== GOAL OF THE EXERCISE ==
Can you write out the whole listing exactly?

== DATA EXTRACT ==
::::::

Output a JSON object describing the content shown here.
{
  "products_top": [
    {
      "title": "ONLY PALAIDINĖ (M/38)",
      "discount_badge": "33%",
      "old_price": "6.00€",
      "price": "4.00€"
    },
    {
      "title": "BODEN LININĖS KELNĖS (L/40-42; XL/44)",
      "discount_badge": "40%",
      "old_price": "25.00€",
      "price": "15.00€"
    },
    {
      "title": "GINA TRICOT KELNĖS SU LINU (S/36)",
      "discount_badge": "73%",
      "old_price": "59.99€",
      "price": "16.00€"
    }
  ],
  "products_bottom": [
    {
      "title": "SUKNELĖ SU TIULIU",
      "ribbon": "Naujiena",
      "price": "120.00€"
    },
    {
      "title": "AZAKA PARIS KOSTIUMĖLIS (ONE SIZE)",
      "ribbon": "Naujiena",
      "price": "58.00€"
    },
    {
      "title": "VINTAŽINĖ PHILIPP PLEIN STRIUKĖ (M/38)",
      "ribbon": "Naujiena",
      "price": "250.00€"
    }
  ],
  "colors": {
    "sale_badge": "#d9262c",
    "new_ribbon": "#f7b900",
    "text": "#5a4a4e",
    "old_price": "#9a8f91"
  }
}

::::::

== COMPLETED EXERCISE ==
Output a JSON object describing the content shown here.
{
  "products_top": [
    {
      "title": "ONLY PALAIDINĖ (M/38)",
      "discount_badge": "33%",
      "old_price": "6.00€",
      "price": "4.00€"
    },
    {
      "title": "BODEN LININĖS KELNĖS (L/40-42; XL/44)",
      "discount_badge": "40%",
      "old_price": "25.00€",
      "price": "15.00€"
    },
    {
      "title": "GINA TRICOT KELNĖS SU LINU (S/36)",
      "discount_badge": "73%",
      "old_price": "59.99€",
      "price": "16.00€"
    }
  ],
  "products_bottom": [
    {
      "title": "SUKNELĖ SU TIULIU",
      "ribbon": "Naujiena",
      "price": "120.00€"
    },
    {
      "title": "AZAKA PARIS KOSTIUMĖLIS (ONE SIZE)",
      "ribbon": "Naujiena",
      "price": "58.00€"
    },
    {
      "title": "VINTAŽINĖ PHILIPP PLEIN STRIUKĖ (M/38)",
      "ribbon": "Naujiena",
      "price": "250.00€"
    }
  ],
  "colors": {
    "sale_badge": "#d9262c",
    "new_ribbon": "#f7b900",
    "text": "#5a4a4e",
    "old_price": "#9a8f91"
  }
}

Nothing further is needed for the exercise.